**Supplied passage:**
═══

Perhaps the most exciting recent development in soft X-ray tomography imaging is the correlated use of X-ray and cryo-light microscopy (Le Gros et al., 2009). Using this combination of modalities, it is possible to determine the location of labeled proteins using fluorescence, and then place this information directly into a high-resolution tomographic reconstruction of the cell (…). This represents an enormous leap forward in our ability to image cells, and cellular processes.” (Quoted from McDermott et al., 2009) Here, we describe our approach, using the HZB TXM in Berlin, towards this combination of light and X-ray cryo-microscopic modalities correlating specific and structural information. We provide a proof of principle with a biological sample for which the cellular localization of the fluorescence-tagged protein has already been shown non-correlatively by confocal laser-scanning microscopy and immunolabeling in chemically fixed electron microscopic samples (Klupp et al., 2007). With the extraordinary capability of soft X-ray cryo-tomography to deliver nanometer-resolved structural data from large volumes, in this report the whole nucleus, we studied the composition of vesicles from the nuclear envelope driven by the herpesvirus NEC consisting of pUL34 and pUL31 in more detail. We found, that the fluorescent ‘speckles’/perinuclear vesicles were not only located near the nuclear envelope but also in the center of thicker nuclei. Thus, the NEC-driven vesicle formation occurs throughout the nucleus, resulting in vesicles embedded in nucleoplasmic reticulum (Malhas et al., 2011). A detailed description of our biological findings goes beyond the scope of this paper and will be done elsewhere.

═══

**Exercise data:**
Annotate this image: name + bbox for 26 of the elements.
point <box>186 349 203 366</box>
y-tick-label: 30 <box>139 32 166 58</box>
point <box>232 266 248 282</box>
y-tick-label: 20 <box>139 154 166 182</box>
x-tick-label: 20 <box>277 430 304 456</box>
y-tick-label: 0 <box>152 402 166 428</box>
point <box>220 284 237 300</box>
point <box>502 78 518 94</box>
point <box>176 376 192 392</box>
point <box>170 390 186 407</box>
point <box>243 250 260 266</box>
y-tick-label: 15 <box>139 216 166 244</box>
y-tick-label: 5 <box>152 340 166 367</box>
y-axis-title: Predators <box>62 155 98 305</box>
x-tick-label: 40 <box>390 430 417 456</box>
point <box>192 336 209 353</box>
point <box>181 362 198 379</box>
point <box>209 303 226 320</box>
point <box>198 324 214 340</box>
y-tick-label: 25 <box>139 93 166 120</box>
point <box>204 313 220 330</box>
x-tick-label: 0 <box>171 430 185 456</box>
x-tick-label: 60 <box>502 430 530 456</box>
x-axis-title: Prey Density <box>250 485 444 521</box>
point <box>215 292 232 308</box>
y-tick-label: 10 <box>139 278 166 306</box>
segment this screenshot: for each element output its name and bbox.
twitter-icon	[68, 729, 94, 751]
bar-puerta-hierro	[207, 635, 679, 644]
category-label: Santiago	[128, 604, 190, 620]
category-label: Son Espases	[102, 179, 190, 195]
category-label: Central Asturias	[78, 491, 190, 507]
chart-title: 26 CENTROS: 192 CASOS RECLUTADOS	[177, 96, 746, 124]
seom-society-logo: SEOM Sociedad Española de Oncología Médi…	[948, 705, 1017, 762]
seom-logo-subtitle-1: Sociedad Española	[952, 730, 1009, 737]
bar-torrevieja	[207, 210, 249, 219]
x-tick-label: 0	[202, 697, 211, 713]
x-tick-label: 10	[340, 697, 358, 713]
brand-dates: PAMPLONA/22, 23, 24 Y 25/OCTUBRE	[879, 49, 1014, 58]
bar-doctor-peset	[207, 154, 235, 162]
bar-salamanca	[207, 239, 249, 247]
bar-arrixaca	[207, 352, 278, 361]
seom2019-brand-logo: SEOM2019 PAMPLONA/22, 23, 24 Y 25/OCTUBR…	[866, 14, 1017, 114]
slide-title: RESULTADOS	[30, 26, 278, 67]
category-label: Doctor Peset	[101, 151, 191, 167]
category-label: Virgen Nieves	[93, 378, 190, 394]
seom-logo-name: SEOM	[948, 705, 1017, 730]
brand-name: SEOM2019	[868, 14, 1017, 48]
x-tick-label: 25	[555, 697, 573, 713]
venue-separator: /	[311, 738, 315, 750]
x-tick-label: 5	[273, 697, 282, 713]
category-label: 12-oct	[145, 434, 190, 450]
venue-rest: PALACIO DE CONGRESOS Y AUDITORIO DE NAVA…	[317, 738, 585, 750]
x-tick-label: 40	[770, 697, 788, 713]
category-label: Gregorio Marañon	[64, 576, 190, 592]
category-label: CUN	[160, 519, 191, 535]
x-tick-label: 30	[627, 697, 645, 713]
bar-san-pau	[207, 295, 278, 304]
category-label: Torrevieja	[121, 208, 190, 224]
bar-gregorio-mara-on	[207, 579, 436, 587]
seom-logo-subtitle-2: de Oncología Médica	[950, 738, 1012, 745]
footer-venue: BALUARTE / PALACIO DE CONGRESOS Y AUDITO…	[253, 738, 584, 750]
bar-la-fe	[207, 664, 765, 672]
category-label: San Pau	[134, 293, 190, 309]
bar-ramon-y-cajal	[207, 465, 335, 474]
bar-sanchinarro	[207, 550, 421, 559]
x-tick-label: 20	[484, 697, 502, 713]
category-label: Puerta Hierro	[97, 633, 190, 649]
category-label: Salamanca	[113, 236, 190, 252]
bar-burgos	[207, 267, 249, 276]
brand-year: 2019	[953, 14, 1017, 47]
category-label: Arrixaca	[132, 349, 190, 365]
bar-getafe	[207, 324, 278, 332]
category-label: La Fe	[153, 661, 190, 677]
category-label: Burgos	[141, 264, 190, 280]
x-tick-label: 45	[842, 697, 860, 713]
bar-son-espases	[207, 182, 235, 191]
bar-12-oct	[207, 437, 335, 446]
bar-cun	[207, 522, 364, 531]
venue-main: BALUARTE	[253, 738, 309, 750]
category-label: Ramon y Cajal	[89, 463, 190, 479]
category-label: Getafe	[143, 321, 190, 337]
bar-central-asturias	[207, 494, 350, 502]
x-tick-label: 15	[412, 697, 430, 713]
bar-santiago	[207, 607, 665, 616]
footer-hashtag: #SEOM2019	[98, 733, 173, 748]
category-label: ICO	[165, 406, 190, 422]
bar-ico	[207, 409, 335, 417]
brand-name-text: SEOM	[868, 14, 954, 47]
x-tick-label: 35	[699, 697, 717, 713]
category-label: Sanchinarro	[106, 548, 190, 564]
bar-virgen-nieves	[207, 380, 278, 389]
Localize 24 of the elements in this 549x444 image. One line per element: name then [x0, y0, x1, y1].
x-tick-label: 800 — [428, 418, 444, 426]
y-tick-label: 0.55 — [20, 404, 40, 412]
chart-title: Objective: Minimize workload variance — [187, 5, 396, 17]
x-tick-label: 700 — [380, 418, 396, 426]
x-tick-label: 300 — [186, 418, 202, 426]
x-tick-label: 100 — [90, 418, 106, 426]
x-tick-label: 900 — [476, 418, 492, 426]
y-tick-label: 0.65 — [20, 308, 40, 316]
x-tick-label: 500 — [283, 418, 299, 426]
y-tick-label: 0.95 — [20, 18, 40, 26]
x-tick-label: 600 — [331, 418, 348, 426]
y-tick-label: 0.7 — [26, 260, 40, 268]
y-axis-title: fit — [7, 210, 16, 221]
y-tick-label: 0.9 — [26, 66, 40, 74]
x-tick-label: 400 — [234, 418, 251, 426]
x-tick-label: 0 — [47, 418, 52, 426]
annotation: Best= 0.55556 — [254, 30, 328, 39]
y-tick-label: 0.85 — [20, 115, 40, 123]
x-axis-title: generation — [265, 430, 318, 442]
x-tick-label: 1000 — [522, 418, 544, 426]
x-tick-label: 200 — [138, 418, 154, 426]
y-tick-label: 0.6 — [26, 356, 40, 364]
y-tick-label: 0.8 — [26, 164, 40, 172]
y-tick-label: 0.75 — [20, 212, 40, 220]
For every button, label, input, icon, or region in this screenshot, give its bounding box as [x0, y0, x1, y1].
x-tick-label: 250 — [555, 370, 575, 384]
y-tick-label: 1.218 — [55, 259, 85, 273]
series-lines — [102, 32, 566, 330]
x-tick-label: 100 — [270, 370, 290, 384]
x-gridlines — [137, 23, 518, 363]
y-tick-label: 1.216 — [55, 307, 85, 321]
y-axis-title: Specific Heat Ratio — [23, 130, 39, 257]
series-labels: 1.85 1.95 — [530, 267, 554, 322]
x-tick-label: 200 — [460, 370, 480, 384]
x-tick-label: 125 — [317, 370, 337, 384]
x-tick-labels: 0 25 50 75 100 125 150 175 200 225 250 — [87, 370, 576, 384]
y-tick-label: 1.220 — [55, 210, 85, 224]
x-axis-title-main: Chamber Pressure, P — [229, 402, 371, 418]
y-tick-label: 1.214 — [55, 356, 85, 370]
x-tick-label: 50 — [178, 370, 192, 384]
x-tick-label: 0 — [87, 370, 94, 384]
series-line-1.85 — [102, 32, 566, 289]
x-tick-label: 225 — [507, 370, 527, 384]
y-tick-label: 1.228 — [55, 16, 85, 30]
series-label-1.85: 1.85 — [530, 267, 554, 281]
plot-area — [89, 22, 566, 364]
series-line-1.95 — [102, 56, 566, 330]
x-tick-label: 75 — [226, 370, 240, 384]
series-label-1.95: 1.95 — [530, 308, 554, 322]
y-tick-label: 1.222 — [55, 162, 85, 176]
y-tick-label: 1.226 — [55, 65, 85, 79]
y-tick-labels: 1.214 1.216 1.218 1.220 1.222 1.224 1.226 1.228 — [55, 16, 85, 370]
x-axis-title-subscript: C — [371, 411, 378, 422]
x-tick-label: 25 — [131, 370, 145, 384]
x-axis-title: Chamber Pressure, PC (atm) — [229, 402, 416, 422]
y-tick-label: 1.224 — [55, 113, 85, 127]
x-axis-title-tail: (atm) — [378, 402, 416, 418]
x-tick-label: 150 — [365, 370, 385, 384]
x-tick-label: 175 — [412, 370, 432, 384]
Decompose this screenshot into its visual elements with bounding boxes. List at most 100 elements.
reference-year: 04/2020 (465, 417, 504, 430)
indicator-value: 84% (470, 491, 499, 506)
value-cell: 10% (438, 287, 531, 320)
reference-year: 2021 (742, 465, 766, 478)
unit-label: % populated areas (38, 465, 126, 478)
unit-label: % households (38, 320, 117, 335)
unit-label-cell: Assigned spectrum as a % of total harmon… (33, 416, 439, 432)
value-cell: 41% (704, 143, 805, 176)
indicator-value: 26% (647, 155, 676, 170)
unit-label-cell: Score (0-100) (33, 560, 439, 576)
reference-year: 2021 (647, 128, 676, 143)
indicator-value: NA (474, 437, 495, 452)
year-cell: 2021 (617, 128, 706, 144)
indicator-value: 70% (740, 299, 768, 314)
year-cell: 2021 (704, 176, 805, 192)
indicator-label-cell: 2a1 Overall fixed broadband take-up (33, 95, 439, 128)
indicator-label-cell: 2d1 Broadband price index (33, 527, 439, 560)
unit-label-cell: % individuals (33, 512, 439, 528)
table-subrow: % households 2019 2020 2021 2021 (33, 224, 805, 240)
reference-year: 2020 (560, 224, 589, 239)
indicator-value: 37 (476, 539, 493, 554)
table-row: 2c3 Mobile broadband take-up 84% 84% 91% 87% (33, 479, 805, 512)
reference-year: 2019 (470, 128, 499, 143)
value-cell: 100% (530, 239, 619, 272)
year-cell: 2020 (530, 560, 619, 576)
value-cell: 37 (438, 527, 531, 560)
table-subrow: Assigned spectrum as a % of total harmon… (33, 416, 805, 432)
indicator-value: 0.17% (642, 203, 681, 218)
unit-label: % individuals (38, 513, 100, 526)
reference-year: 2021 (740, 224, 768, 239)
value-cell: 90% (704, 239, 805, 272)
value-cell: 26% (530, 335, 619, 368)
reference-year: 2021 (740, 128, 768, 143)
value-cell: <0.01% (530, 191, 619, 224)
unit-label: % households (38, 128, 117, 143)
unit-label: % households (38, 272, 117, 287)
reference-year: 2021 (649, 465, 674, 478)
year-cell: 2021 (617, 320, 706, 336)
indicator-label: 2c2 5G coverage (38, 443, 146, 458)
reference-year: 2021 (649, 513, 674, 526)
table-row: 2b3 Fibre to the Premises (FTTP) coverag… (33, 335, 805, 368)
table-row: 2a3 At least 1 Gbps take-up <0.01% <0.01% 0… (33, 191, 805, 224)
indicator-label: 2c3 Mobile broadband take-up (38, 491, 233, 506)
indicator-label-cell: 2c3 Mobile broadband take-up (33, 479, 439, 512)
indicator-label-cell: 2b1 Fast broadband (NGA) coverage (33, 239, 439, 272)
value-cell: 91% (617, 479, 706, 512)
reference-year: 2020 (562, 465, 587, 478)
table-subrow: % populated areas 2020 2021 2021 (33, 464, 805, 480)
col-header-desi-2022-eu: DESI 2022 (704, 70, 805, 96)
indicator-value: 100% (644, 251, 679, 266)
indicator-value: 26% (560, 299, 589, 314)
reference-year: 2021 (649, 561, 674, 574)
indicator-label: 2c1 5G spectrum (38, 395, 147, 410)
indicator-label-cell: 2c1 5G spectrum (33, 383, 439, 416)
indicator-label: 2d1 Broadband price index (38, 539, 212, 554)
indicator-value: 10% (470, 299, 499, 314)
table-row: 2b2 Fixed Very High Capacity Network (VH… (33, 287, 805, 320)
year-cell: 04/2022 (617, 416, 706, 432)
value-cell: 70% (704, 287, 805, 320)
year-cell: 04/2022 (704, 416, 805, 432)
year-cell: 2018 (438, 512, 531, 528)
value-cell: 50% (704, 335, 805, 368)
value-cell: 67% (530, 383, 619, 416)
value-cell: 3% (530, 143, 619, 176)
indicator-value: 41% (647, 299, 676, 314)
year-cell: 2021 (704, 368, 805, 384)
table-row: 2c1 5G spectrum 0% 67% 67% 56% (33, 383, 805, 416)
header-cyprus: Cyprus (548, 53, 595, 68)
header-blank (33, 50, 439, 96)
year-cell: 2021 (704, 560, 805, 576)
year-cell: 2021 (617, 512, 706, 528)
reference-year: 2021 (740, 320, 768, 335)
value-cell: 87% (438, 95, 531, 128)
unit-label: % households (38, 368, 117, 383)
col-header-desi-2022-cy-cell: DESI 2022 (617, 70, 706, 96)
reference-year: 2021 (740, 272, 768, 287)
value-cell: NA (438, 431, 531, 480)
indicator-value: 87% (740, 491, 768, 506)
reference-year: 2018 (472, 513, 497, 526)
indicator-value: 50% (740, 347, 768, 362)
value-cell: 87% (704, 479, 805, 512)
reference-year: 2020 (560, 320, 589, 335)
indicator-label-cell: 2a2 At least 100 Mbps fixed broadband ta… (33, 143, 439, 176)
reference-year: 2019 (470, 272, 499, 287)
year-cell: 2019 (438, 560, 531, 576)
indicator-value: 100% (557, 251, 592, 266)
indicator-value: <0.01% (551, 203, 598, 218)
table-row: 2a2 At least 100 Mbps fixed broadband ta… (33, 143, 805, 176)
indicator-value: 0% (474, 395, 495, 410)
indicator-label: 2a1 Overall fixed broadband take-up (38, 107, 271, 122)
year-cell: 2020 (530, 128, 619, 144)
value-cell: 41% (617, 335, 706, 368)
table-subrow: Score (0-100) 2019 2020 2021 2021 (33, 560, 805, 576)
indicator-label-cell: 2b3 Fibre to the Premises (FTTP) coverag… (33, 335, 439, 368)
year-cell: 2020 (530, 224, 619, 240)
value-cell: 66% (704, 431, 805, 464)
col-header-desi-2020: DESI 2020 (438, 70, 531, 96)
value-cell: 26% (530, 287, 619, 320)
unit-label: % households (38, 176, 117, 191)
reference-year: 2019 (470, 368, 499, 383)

═══

**Requirement A:**
Which instrument does the X-ray microscopy passage say was used to combine light and X-ray cryo-microscopy?
**Requirement B:**
Condense the paragraph of the X-ray microscopy passage that begins "Perhaps the most exciting recent development" into a short bulleted list that keeps its main facts.

**Written answer A:**
The HZB TXM in Berlin.

**Written answer B:**
- Correlating X-ray and cryo-light microscopy is called a major recent advance in soft X-ray tomography. Fluorescence locates labeled proteins, and that location is placed into a high-resolution tomographic reconstruction of the cell.
- The authors describe combining these modalities using the HZB TXM in Berlin.
- As a proof of principle, they used a biological sample whose fluorescence-tagged protein location had already been shown non-correlatively by confocal laser-scanning microscopy and by immunolabeling in chemically fixed electron microscopic samples.
- Soft X-ray cryo-tomography gives nanometer-resolved structural data from large volumes, here the whole nucleus. They used it to study vesicles from the nuclear envelope driven by the herpesvirus NEC of pUL34 and pUL31.
- The fluorescent "speckles," or perinuclear vesicles, were found near the nuclear envelope and also in the center of thicker nuclei. This shows that NEC-driven vesicle formation occurs throughout the nucleus, with vesicles embedded in nucleoplasmic reticulum.
- A detailed account of the biological findings is left for another publication.